Please find every line below that includes "header" and report how many there are. Nothing else is needed.

[Records from a dataset]
-- -- --

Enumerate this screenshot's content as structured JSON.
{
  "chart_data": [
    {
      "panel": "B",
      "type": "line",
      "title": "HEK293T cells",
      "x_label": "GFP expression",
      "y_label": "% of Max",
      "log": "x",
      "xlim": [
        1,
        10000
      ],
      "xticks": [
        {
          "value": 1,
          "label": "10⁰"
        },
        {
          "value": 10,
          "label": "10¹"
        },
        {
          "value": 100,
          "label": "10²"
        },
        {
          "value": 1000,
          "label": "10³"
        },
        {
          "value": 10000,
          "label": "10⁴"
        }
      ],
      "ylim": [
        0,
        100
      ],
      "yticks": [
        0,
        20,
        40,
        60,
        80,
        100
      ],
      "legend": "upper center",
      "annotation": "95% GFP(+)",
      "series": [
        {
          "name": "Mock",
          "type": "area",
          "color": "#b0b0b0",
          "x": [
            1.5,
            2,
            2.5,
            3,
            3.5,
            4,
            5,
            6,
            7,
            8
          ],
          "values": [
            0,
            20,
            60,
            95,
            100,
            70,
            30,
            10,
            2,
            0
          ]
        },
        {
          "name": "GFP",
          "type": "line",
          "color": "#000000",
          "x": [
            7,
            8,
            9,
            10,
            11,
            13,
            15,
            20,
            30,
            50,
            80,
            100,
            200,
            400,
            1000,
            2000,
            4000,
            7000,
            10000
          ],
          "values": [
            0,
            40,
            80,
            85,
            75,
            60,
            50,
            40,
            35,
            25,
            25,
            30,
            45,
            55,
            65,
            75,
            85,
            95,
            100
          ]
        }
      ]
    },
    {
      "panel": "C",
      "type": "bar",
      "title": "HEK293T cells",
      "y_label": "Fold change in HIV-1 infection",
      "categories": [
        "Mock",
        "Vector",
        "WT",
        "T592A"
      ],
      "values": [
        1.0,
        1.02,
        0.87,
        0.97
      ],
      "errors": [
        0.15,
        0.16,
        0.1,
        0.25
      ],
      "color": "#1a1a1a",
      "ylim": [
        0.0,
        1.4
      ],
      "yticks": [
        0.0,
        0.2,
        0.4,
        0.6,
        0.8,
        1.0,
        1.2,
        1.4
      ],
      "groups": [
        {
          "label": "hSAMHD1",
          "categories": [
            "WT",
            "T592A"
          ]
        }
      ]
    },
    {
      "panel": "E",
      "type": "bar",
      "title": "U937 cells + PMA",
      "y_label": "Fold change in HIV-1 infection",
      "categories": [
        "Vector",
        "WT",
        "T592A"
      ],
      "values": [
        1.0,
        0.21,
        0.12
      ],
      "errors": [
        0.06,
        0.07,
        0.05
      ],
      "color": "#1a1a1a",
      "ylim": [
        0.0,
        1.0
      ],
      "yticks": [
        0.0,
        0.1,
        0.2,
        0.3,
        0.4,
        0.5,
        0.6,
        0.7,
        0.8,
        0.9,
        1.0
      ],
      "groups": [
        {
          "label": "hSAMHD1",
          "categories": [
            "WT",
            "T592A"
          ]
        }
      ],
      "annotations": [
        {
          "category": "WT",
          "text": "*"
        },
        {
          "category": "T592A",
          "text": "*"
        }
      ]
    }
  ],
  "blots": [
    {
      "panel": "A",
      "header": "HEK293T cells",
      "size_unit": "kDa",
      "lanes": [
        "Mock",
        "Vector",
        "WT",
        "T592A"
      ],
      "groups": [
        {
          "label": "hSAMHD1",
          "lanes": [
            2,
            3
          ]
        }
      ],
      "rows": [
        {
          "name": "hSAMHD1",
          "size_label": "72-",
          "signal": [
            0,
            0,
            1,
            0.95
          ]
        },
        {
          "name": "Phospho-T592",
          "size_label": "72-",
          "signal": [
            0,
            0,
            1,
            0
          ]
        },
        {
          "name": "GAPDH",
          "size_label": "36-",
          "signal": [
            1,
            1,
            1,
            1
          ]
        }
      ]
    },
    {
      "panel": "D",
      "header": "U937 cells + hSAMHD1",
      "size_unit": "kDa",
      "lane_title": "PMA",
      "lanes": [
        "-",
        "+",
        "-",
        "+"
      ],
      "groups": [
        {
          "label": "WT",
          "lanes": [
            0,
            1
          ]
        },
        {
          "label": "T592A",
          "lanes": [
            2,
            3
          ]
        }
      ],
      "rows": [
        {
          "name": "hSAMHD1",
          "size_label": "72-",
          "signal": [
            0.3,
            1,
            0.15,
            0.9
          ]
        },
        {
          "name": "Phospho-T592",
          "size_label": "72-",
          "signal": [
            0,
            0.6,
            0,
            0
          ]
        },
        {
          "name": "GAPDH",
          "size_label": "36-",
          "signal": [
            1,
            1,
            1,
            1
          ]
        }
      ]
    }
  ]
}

-- -- --

(Task solution)
2